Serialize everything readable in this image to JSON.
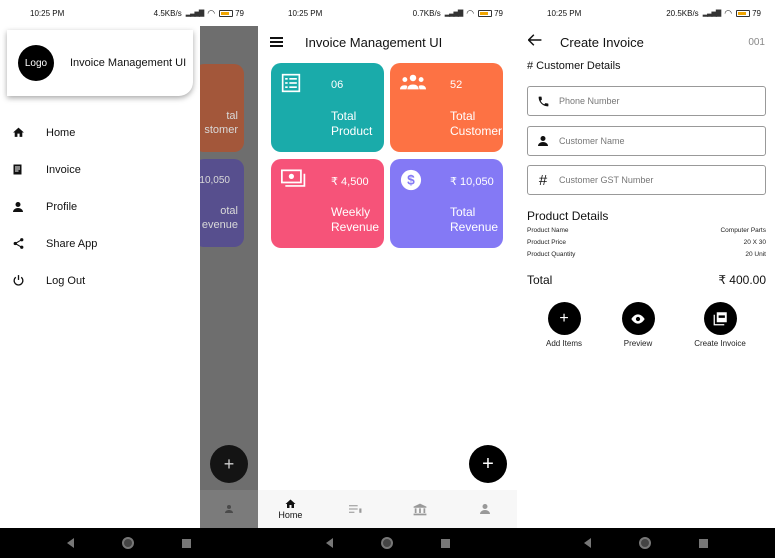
{
  "panel1": {
    "status": {
      "time": "10:25 PM",
      "net": "4.5KB/s",
      "battery": "79"
    },
    "drawer": {
      "logo": "Logo",
      "title": "Invoice Management UI",
      "items": [
        {
          "label": "Home",
          "icon": "home-icon"
        },
        {
          "label": "Invoice",
          "icon": "invoice-icon"
        },
        {
          "label": "Profile",
          "icon": "person-icon"
        },
        {
          "label": "Share App",
          "icon": "share-icon"
        },
        {
          "label": "Log Out",
          "icon": "power-icon"
        }
      ]
    },
    "peek": {
      "orange_label": "tal\nstomer",
      "purple_num": "10,050",
      "purple_label": "otal\nevenue"
    }
  },
  "panel2": {
    "status": {
      "time": "10:25 PM",
      "net": "0.7KB/s",
      "battery": "79"
    },
    "title": "Invoice Management UI",
    "tiles": [
      {
        "value": "06",
        "label1": "Total",
        "label2": "Product",
        "icon": "list-icon",
        "color": "#1aabaa"
      },
      {
        "value": "52",
        "label1": "Total",
        "label2": "Customer",
        "icon": "group-icon",
        "color": "#fd7244"
      },
      {
        "value": "₹ 4,500",
        "label1": "Weekly",
        "label2": "Revenue",
        "icon": "money-icon",
        "color": "#f65379"
      },
      {
        "value": "₹ 10,050",
        "label1": "Total",
        "label2": "Revenue",
        "icon": "dollar-icon",
        "color": "#8479f5"
      }
    ],
    "fab": "+",
    "bottom_nav": {
      "home_label": "Home"
    }
  },
  "panel3": {
    "status": {
      "time": "10:25 PM",
      "net": "20.5KB/s",
      "battery": "79"
    },
    "title": "Create Invoice",
    "invoice_number": "001",
    "customer_section": "# Customer Details",
    "fields": {
      "phone": "Phone Number",
      "name": "Customer Name",
      "gst": "Customer GST Number"
    },
    "product_section": "Product Details",
    "product_rows": [
      {
        "label": "Product Name",
        "value": "Computer Parts"
      },
      {
        "label": "Product Price",
        "value": "20 X 30"
      },
      {
        "label": "Product Quantity",
        "value": "20 Unit"
      }
    ],
    "total_label": "Total",
    "total_value": "₹ 400.00",
    "actions": {
      "add": "Add Items",
      "preview": "Preview",
      "create": "Create Invoice"
    }
  }
}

Aim>
Restate the records word for word, omitting images.

Solution below>
Serialize everything readable in this image to JSON.
{
  "panel1": {
    "status": {
      "time": "10:25 PM",
      "net": "4.5KB/s",
      "battery": "79"
    },
    "drawer": {
      "logo": "Logo",
      "title": "Invoice Management UI",
      "items": [
        {
          "label": "Home",
          "icon": "home-icon"
        },
        {
          "label": "Invoice",
          "icon": "invoice-icon"
        },
        {
          "label": "Profile",
          "icon": "person-icon"
        },
        {
          "label": "Share App",
          "icon": "share-icon"
        },
        {
          "label": "Log Out",
          "icon": "power-icon"
        }
      ]
    },
    "peek": {
      "orange_label": "tal\nstomer",
      "purple_num": "10,050",
      "purple_label": "otal\nevenue"
    }
  },
  "panel2": {
    "status": {
      "time": "10:25 PM",
      "net": "0.7KB/s",
      "battery": "79"
    },
    "title": "Invoice Management UI",
    "tiles": [
      {
        "value": "06",
        "label1": "Total",
        "label2": "Product",
        "icon": "list-icon",
        "color": "#1aabaa"
      },
      {
        "value": "52",
        "label1": "Total",
        "label2": "Customer",
        "icon": "group-icon",
        "color": "#fd7244"
      },
      {
        "value": "₹ 4,500",
        "label1": "Weekly",
        "label2": "Revenue",
        "icon": "money-icon",
        "color": "#f65379"
      },
      {
        "value": "₹ 10,050",
        "label1": "Total",
        "label2": "Revenue",
        "icon": "dollar-icon",
        "color": "#8479f5"
      }
    ],
    "fab": "+",
    "bottom_nav": {
      "home_label": "Home"
    }
  },
  "panel3": {
    "status": {
      "time": "10:25 PM",
      "net": "20.5KB/s",
      "battery": "79"
    },
    "title": "Create Invoice",
    "invoice_number": "001",
    "customer_section": "# Customer Details",
    "fields": {
      "phone": "Phone Number",
      "name": "Customer Name",
      "gst": "Customer GST Number"
    },
    "product_section": "Product Details",
    "product_rows": [
      {
        "label": "Product Name",
        "value": "Computer Parts"
      },
      {
        "label": "Product Price",
        "value": "20 X 30"
      },
      {
        "label": "Product Quantity",
        "value": "20 Unit"
      }
    ],
    "total_label": "Total",
    "total_value": "₹ 400.00",
    "actions": {
      "add": "Add Items",
      "preview": "Preview",
      "create": "Create Invoice"
    }
  }
}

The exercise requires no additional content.